Extracted data entries>
--------------------

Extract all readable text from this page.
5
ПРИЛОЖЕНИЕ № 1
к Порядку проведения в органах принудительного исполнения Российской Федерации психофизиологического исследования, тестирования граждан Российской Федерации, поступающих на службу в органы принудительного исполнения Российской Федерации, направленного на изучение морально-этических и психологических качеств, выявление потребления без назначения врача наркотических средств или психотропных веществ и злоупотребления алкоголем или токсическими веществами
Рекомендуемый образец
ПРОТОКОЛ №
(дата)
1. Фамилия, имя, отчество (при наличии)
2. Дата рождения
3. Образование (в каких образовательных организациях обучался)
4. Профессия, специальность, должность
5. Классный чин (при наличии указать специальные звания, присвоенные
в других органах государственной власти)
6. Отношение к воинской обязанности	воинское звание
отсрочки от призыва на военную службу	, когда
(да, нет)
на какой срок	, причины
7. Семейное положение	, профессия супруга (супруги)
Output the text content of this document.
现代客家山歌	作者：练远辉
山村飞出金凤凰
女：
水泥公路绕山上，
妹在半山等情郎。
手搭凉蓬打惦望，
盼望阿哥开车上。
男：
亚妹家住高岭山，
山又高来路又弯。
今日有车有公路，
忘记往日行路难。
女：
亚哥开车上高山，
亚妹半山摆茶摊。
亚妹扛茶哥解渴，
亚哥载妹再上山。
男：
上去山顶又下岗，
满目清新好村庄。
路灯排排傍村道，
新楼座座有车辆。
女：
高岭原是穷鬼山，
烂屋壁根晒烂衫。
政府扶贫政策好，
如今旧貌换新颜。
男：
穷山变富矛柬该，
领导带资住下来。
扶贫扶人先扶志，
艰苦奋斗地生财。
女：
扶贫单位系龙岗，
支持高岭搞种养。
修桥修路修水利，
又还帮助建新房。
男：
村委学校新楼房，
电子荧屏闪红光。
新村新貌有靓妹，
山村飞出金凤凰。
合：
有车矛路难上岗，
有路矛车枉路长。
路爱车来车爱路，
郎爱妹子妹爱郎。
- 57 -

--------------------

Short problem> Print only the lines from the one with "Output the text content of this document." to the end of the records, both included.

Expected output>
Output the text content of this document.
现代客家山歌	作者：练远辉
山村飞出金凤凰
女：
水泥公路绕山上，
妹在半山等情郎。
手搭凉蓬打惦望，
盼望阿哥开车上。
男：
亚妹家住高岭山，
山又高来路又弯。
今日有车有公路，
忘记往日行路难。
女：
亚哥开车上高山，
亚妹半山摆茶摊。
亚妹扛茶哥解渴，
亚哥载妹再上山。
男：
上去山顶又下岗，
满目清新好村庄。
路灯排排傍村道，
新楼座座有车辆。
女：
高岭原是穷鬼山，
烂屋壁根晒烂衫。
政府扶贫政策好，
如今旧貌换新颜。
男：
穷山变富矛柬该，
领导带资住下来。
扶贫扶人先扶志，
艰苦奋斗地生财。
女：
扶贫单位系龙岗，
支持高岭搞种养。
修桥修路修水利，
又还帮助建新房。
男：
村委学校新楼房，
电子荧屏闪红光。
新村新貌有靓妹，
山村飞出金凤凰。
合：
有车矛路难上岗，
有路矛车枉路长。
路爱车来车爱路，
郎爱妹子妹爱郎。
- 57 -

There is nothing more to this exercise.